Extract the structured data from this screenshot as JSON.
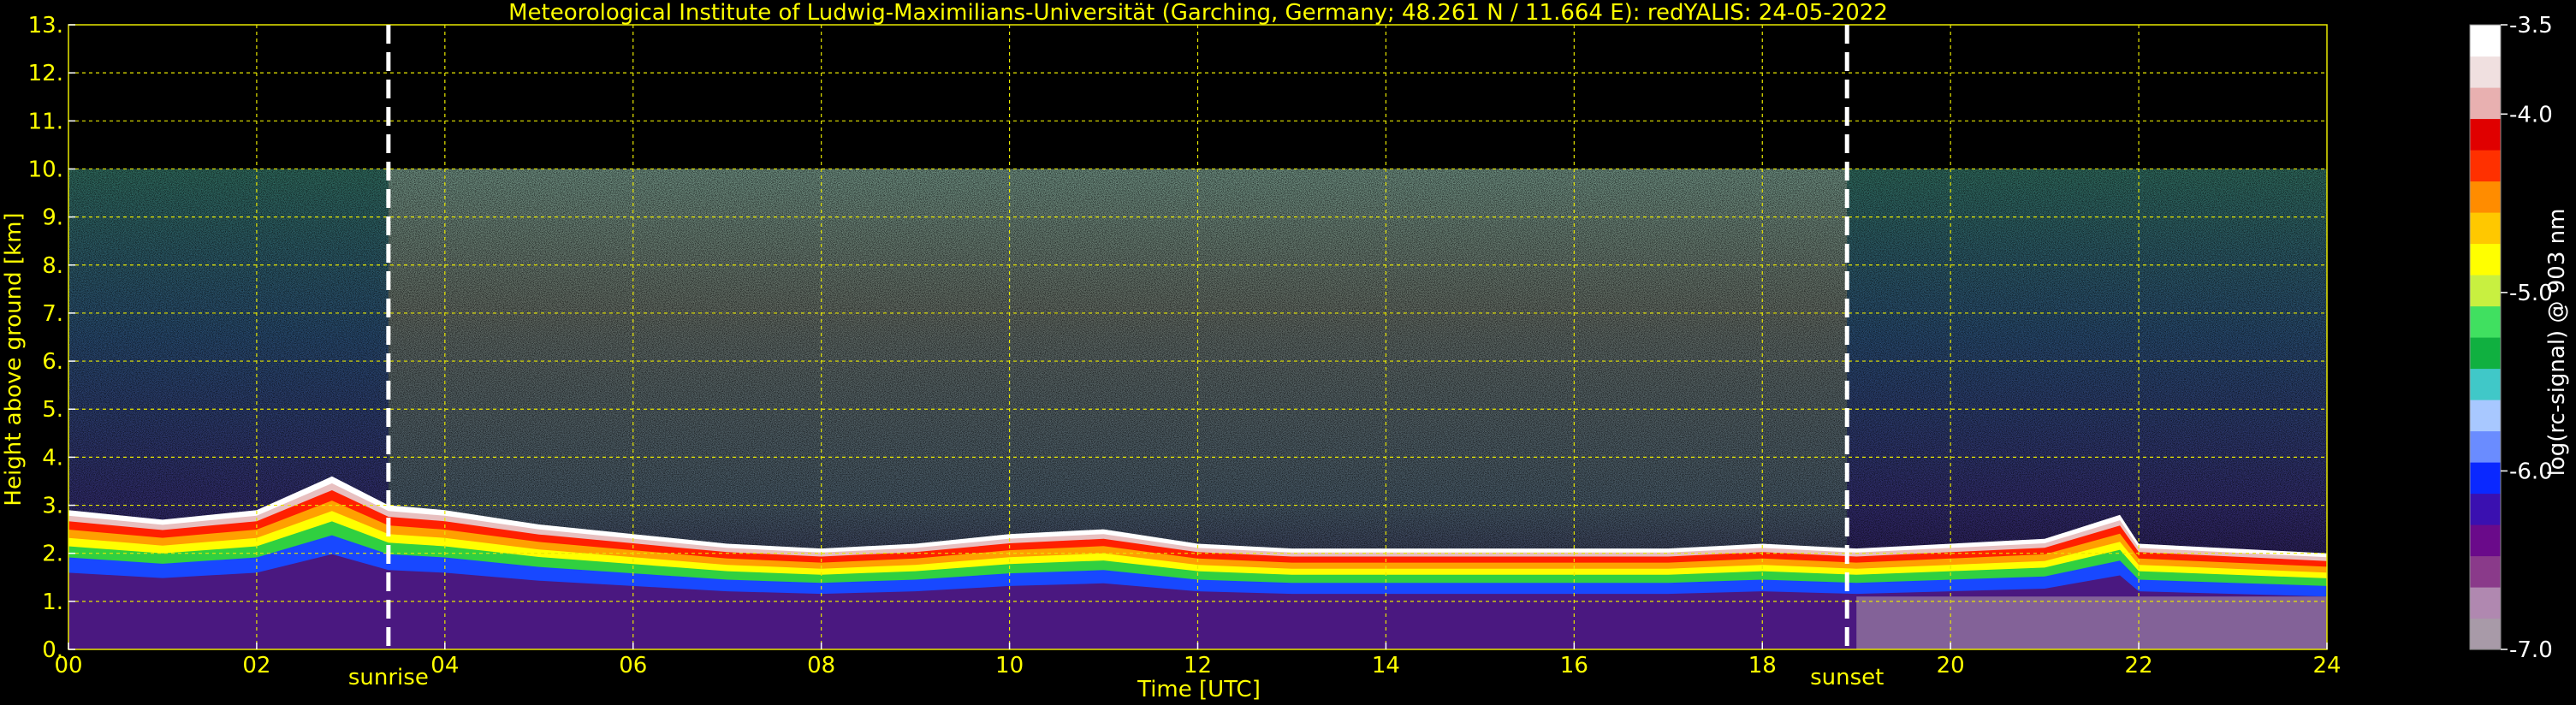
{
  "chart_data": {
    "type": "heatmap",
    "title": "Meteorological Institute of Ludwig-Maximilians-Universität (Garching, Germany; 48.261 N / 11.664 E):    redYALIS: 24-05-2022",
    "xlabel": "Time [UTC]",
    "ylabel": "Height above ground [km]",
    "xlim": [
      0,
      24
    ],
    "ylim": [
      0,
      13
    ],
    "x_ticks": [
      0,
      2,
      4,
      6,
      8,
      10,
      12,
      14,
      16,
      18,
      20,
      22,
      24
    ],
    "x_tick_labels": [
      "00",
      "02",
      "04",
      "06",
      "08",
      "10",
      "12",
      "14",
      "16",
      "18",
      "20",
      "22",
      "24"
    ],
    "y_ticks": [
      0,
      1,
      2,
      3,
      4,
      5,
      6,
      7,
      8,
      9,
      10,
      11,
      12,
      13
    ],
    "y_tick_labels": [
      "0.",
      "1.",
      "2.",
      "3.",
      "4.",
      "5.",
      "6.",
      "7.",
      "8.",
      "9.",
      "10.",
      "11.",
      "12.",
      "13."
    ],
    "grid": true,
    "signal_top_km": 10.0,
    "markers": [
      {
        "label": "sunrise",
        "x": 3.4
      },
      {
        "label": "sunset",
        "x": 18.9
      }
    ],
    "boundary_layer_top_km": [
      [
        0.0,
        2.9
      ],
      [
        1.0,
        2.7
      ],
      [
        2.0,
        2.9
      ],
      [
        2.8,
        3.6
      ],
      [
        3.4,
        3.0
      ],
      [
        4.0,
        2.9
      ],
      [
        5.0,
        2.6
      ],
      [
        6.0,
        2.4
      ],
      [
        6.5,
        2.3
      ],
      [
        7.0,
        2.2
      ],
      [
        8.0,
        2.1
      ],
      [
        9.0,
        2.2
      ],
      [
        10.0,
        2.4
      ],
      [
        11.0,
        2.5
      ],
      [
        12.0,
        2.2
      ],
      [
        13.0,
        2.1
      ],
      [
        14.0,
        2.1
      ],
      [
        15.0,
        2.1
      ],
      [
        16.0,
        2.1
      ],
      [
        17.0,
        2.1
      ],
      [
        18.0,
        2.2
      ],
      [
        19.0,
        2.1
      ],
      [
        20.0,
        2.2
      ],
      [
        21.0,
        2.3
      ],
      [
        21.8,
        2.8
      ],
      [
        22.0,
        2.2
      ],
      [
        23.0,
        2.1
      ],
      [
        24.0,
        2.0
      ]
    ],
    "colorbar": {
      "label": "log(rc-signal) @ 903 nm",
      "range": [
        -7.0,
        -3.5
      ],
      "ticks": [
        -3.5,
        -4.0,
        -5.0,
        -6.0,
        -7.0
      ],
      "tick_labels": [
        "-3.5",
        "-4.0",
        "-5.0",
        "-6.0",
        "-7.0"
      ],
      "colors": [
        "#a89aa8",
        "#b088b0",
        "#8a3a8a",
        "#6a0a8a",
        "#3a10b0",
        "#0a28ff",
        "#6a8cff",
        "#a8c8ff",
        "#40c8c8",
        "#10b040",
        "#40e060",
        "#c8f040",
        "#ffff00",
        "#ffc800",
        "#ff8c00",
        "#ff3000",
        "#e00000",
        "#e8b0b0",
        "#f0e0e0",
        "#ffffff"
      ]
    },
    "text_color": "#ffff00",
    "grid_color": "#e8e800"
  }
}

━━━━━━━━━━

Give every line back word for word and leave the pictures out.

Extract the structured data from this screenshot as JSON.
{
  "chart_data": {
    "type": "heatmap",
    "title": "Meteorological Institute of Ludwig-Maximilians-Universität (Garching, Germany; 48.261 N / 11.664 E):    redYALIS: 24-05-2022",
    "xlabel": "Time [UTC]",
    "ylabel": "Height above ground [km]",
    "xlim": [
      0,
      24
    ],
    "ylim": [
      0,
      13
    ],
    "x_ticks": [
      0,
      2,
      4,
      6,
      8,
      10,
      12,
      14,
      16,
      18,
      20,
      22,
      24
    ],
    "x_tick_labels": [
      "00",
      "02",
      "04",
      "06",
      "08",
      "10",
      "12",
      "14",
      "16",
      "18",
      "20",
      "22",
      "24"
    ],
    "y_ticks": [
      0,
      1,
      2,
      3,
      4,
      5,
      6,
      7,
      8,
      9,
      10,
      11,
      12,
      13
    ],
    "y_tick_labels": [
      "0.",
      "1.",
      "2.",
      "3.",
      "4.",
      "5.",
      "6.",
      "7.",
      "8.",
      "9.",
      "10.",
      "11.",
      "12.",
      "13."
    ],
    "grid": true,
    "signal_top_km": 10.0,
    "markers": [
      {
        "label": "sunrise",
        "x": 3.4
      },
      {
        "label": "sunset",
        "x": 18.9
      }
    ],
    "boundary_layer_top_km": [
      [
        0.0,
        2.9
      ],
      [
        1.0,
        2.7
      ],
      [
        2.0,
        2.9
      ],
      [
        2.8,
        3.6
      ],
      [
        3.4,
        3.0
      ],
      [
        4.0,
        2.9
      ],
      [
        5.0,
        2.6
      ],
      [
        6.0,
        2.4
      ],
      [
        6.5,
        2.3
      ],
      [
        7.0,
        2.2
      ],
      [
        8.0,
        2.1
      ],
      [
        9.0,
        2.2
      ],
      [
        10.0,
        2.4
      ],
      [
        11.0,
        2.5
      ],
      [
        12.0,
        2.2
      ],
      [
        13.0,
        2.1
      ],
      [
        14.0,
        2.1
      ],
      [
        15.0,
        2.1
      ],
      [
        16.0,
        2.1
      ],
      [
        17.0,
        2.1
      ],
      [
        18.0,
        2.2
      ],
      [
        19.0,
        2.1
      ],
      [
        20.0,
        2.2
      ],
      [
        21.0,
        2.3
      ],
      [
        21.8,
        2.8
      ],
      [
        22.0,
        2.2
      ],
      [
        23.0,
        2.1
      ],
      [
        24.0,
        2.0
      ]
    ],
    "colorbar": {
      "label": "log(rc-signal) @ 903 nm",
      "range": [
        -7.0,
        -3.5
      ],
      "ticks": [
        -3.5,
        -4.0,
        -5.0,
        -6.0,
        -7.0
      ],
      "tick_labels": [
        "-3.5",
        "-4.0",
        "-5.0",
        "-6.0",
        "-7.0"
      ],
      "colors": [
        "#a89aa8",
        "#b088b0",
        "#8a3a8a",
        "#6a0a8a",
        "#3a10b0",
        "#0a28ff",
        "#6a8cff",
        "#a8c8ff",
        "#40c8c8",
        "#10b040",
        "#40e060",
        "#c8f040",
        "#ffff00",
        "#ffc800",
        "#ff8c00",
        "#ff3000",
        "#e00000",
        "#e8b0b0",
        "#f0e0e0",
        "#ffffff"
      ]
    },
    "text_color": "#ffff00",
    "grid_color": "#e8e800"
  }
}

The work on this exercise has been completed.